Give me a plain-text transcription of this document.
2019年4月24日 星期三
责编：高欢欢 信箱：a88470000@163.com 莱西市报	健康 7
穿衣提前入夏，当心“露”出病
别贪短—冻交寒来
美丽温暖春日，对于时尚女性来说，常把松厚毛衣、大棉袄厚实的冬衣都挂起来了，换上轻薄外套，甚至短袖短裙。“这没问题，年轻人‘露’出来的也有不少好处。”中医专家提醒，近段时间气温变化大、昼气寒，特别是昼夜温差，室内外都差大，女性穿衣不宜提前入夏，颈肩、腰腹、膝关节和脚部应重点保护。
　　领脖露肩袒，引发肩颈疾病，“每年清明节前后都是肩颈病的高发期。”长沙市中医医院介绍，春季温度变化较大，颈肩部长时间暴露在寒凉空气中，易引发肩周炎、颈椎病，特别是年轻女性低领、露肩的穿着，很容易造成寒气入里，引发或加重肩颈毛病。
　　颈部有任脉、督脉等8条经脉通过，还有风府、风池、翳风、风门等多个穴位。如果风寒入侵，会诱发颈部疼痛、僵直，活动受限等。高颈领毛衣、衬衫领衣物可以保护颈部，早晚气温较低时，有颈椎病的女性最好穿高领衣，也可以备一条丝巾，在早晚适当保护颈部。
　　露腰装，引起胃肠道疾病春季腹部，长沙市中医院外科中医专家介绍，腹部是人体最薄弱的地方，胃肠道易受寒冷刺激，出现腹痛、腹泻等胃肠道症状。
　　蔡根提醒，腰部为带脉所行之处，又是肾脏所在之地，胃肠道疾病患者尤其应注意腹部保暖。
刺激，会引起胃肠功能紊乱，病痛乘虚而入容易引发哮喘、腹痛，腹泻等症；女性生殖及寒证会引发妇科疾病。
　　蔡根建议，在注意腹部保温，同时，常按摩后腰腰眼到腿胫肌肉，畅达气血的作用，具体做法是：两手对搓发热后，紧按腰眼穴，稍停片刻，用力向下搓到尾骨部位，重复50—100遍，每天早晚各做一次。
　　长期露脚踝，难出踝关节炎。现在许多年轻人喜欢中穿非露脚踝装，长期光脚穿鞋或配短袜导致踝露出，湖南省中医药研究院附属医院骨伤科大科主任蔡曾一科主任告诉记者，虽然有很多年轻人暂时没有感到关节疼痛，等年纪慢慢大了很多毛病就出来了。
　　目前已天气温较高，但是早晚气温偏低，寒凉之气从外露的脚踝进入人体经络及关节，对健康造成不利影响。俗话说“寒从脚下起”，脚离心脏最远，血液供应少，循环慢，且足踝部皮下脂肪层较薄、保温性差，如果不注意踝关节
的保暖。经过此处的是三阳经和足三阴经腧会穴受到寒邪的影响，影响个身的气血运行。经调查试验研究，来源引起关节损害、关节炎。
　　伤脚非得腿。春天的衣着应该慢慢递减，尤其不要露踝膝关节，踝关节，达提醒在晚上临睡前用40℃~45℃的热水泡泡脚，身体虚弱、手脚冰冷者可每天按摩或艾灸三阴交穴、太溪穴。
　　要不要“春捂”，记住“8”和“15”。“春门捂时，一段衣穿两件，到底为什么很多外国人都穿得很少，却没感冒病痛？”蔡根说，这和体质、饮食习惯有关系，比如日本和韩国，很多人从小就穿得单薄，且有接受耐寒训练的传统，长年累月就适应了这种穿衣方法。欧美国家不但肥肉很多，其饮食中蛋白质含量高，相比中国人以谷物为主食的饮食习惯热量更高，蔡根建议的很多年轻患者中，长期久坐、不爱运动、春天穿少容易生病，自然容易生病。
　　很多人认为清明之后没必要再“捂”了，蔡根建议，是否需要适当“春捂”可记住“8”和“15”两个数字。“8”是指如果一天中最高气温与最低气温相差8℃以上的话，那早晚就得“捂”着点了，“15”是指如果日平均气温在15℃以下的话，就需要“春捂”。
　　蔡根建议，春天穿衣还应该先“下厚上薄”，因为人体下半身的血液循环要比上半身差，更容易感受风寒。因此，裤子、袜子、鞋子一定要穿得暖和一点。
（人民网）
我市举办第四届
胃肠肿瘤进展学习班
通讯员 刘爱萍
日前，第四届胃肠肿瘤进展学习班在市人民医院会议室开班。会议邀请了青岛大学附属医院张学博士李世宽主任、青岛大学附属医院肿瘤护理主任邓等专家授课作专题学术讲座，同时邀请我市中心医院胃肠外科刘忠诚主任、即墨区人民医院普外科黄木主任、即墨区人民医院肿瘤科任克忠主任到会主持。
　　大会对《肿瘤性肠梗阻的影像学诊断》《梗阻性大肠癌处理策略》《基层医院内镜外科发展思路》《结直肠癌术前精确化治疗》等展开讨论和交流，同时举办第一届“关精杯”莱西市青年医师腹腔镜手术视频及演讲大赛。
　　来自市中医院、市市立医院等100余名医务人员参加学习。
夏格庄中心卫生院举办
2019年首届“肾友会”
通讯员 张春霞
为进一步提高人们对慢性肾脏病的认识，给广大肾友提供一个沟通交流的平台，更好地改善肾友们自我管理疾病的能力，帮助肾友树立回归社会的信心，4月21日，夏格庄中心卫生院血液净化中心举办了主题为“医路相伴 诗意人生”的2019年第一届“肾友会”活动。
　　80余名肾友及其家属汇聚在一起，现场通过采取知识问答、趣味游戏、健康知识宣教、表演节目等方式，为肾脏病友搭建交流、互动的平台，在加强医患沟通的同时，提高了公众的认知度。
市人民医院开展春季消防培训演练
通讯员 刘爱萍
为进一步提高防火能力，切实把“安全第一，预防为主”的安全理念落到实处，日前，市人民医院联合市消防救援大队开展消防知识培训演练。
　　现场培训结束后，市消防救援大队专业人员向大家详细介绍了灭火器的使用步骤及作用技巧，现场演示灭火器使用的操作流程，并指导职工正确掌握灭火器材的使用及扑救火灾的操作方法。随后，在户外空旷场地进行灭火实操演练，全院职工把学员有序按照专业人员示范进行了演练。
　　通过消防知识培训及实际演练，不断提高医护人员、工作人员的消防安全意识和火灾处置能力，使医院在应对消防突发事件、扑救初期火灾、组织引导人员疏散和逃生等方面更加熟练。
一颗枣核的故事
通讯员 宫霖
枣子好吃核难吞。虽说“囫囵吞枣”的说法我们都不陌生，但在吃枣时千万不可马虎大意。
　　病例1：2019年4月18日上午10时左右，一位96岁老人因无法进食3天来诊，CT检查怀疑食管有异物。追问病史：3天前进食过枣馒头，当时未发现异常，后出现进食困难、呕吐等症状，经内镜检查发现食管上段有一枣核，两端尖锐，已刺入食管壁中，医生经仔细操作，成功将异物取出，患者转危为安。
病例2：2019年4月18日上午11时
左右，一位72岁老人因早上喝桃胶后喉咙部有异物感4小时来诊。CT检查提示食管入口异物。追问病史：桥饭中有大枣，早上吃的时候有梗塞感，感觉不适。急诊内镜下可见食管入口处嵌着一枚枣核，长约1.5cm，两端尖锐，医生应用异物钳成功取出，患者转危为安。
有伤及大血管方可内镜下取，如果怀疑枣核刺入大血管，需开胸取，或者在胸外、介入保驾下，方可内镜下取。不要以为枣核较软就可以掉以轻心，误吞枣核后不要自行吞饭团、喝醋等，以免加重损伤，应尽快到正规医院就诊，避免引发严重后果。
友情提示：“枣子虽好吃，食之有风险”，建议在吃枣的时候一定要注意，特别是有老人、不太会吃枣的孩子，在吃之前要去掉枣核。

====

What to produce:
Where a line of the entries contains the word "追问病史", copy that line.

In response:
　　病例1：2019年4月18日上午10时左右，一位96岁老人因无法进食3天来诊，CT检查怀疑食管有异物。追问病史：3天前进食过枣馒头，当时未发现异常，后出现进食困难、呕吐等症状，经内镜检查发现食管上段有一枣核，两端尖锐，已刺入食管壁中，医生经仔细操作，成功将异物取出，患者转危为安。
左右，一位72岁老人因早上喝桃胶后喉咙部有异物感4小时来诊。CT检查提示食管入口异物。追问病史：桥饭中有大枣，早上吃的时候有梗塞感，感觉不适。急诊内镜下可见食管入口处嵌着一枚枣核，长约1.5cm，两端尖锐，医生应用异物钳成功取出，患者转危为安。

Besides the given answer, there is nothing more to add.